GIVEN PROBLEM:
From the entries that follow, gather each line holding the word "Conlon".

**********

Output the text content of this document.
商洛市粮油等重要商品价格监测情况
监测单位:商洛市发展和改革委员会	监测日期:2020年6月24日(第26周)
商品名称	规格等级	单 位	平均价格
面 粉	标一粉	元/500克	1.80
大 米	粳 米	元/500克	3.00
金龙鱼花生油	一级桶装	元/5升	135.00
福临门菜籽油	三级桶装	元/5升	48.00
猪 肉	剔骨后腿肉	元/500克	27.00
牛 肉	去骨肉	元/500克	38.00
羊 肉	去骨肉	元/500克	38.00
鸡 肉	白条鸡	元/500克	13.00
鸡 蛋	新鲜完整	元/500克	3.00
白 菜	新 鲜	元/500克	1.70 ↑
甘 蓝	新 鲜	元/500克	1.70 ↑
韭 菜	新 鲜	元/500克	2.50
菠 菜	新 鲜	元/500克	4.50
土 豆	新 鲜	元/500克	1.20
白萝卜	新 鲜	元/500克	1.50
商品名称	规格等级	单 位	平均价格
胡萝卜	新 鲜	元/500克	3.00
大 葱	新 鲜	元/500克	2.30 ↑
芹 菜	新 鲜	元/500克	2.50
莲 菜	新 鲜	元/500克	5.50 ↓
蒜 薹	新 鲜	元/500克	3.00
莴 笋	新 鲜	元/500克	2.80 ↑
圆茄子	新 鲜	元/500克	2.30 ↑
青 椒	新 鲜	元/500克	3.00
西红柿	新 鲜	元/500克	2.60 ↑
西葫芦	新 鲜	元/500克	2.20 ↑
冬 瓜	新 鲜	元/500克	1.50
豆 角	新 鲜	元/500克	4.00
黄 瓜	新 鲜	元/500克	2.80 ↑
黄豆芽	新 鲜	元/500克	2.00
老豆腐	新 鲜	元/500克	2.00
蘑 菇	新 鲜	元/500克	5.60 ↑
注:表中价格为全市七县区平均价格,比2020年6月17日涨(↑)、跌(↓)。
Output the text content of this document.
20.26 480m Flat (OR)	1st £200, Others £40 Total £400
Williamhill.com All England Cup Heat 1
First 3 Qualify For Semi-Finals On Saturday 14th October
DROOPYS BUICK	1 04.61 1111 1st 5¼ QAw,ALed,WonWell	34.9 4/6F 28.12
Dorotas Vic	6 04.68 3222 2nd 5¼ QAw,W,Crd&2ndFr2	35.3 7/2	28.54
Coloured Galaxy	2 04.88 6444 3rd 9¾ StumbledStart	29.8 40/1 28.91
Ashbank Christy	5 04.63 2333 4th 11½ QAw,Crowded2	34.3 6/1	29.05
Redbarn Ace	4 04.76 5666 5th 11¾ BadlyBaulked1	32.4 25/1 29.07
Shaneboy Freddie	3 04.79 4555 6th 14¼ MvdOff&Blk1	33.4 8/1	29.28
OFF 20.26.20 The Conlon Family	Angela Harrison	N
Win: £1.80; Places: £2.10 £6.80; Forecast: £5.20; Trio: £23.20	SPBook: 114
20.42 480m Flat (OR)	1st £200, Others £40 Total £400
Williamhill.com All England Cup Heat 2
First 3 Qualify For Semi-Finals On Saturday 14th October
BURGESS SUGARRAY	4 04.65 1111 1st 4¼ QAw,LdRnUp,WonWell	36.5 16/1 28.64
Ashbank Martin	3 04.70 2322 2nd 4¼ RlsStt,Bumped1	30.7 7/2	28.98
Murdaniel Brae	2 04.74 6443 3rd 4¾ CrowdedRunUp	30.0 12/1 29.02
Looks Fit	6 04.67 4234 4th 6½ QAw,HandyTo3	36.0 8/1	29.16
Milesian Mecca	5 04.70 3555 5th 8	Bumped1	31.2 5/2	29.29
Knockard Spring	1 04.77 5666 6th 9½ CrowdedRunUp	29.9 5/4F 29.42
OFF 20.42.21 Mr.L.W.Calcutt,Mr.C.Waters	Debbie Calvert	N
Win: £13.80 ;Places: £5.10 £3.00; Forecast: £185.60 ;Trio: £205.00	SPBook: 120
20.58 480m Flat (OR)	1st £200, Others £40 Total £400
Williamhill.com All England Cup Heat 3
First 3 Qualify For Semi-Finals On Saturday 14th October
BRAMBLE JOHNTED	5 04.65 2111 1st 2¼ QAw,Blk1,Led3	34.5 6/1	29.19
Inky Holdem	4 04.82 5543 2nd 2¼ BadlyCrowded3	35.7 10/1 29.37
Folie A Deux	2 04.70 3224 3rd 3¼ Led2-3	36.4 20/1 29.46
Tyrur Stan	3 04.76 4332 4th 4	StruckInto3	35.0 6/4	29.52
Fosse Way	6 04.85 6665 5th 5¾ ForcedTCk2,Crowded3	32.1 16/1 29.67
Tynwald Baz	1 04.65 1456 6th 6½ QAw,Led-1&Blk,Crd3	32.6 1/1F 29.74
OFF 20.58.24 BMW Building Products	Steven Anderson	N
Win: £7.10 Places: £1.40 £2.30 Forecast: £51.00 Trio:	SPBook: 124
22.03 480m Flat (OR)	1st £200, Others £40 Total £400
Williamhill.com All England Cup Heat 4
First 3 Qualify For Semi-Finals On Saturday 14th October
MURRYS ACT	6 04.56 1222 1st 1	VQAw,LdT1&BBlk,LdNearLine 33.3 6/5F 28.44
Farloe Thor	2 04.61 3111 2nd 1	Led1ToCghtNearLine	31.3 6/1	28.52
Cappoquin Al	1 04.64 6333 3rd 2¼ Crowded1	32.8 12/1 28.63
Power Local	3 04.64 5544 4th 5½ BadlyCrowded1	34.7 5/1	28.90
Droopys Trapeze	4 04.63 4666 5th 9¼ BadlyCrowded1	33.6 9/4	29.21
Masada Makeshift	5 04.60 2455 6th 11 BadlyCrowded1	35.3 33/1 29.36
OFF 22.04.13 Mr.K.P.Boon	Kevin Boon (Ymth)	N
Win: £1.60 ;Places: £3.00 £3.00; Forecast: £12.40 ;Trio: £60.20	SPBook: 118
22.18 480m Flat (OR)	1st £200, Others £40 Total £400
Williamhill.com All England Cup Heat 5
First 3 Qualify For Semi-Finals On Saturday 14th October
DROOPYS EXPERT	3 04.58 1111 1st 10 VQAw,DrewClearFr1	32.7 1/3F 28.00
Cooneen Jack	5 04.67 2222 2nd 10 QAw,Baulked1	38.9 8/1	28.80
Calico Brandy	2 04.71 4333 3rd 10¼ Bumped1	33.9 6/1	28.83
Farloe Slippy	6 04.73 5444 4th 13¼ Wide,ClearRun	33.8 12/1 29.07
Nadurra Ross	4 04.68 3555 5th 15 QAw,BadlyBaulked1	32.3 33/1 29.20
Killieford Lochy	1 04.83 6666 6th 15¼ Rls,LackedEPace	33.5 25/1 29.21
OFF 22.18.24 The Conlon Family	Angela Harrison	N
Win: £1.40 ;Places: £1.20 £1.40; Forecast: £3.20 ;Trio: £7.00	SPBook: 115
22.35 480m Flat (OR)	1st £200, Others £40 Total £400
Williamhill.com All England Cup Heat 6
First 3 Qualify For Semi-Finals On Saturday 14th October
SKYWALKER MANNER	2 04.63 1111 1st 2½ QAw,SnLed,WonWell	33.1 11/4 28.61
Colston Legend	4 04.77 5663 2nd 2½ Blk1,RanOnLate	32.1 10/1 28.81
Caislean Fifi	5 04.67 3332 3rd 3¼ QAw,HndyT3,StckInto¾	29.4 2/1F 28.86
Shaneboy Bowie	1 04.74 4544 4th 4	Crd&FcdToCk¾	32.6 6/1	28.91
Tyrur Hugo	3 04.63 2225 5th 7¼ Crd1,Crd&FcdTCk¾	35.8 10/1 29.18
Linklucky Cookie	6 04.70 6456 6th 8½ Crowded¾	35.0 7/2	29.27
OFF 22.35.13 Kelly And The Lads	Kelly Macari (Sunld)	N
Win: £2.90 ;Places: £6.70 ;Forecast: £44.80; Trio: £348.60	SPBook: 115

**********

RESULT BELOW:
OFF 20.26.20 The Conlon Family	Angela Harrison	N
OFF 22.18.24 The Conlon Family	Angela Harrison	N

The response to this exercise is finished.